Directions for this task: Output each line of the material exactly as it stands.
— start Entries provided —
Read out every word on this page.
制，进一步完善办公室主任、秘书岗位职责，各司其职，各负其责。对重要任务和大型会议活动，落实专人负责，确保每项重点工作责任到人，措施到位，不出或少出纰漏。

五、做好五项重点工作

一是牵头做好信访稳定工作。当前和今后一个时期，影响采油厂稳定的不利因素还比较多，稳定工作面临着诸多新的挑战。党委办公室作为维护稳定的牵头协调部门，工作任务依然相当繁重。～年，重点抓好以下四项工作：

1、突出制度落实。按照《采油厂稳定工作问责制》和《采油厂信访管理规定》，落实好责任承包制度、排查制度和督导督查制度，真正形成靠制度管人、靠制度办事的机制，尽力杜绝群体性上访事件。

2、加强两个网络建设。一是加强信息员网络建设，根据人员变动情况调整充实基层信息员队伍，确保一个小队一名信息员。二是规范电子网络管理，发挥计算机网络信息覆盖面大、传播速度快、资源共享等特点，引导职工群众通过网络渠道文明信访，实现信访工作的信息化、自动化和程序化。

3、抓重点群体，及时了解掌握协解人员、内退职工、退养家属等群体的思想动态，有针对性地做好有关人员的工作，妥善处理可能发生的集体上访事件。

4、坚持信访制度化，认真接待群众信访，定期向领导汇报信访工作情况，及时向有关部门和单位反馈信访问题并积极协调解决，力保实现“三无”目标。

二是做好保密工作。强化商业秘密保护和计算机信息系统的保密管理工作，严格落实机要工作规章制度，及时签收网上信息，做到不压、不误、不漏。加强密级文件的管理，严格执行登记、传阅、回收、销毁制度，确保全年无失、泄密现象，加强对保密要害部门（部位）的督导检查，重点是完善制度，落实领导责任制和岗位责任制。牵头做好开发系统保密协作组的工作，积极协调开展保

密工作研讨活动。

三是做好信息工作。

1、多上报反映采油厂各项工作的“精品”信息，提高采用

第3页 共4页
— end Entries provided —
Exercise output:
Read out every word on this page.
制，进一步完善办公室主任、秘书岗位职责，各司其职，各负其责。对重要任务和大型会议活动，落实专人负责，确保每项重点工作责任到人，措施到位，不出或少出纰漏。

五、做好五项重点工作

一是牵头做好信访稳定工作。当前和今后一个时期，影响采油厂稳定的不利因素还比较多，稳定工作面临着诸多新的挑战。党委办公室作为维护稳定的牵头协调部门，工作任务依然相当繁重。～年，重点抓好以下四项工作：

1、突出制度落实。按照《采油厂稳定工作问责制》和《采油厂信访管理规定》，落实好责任承包制度、排查制度和督导督查制度，真正形成靠制度管人、靠制度办事的机制，尽力杜绝群体性上访事件。

2、加强两个网络建设。一是加强信息员网络建设，根据人员变动情况调整充实基层信息员队伍，确保一个小队一名信息员。二是规范电子网络管理，发挥计算机网络信息覆盖面大、传播速度快、资源共享等特点，引导职工群众通过网络渠道文明信访，实现信访工作的信息化、自动化和程序化。

3、抓重点群体，及时了解掌握协解人员、内退职工、退养家属等群体的思想动态，有针对性地做好有关人员的工作，妥善处理可能发生的集体上访事件。

4、坚持信访制度化，认真接待群众信访，定期向领导汇报信访工作情况，及时向有关部门和单位反馈信访问题并积极协调解决，力保实现“三无”目标。

二是做好保密工作。强化商业秘密保护和计算机信息系统的保密管理工作，严格落实机要工作规章制度，及时签收网上信息，做到不压、不误、不漏。加强密级文件的管理，严格执行登记、传阅、回收、销毁制度，确保全年无失、泄密现象，加强对保密要害部门（部位）的督导检查，重点是完善制度，落实领导责任制和岗位责任制。牵头做好开发系统保密协作组的工作，积极协调开展保

密工作研讨活动。

三是做好信息工作。

1、多上报反映采油厂各项工作的“精品”信息，提高采用

第3页 共4页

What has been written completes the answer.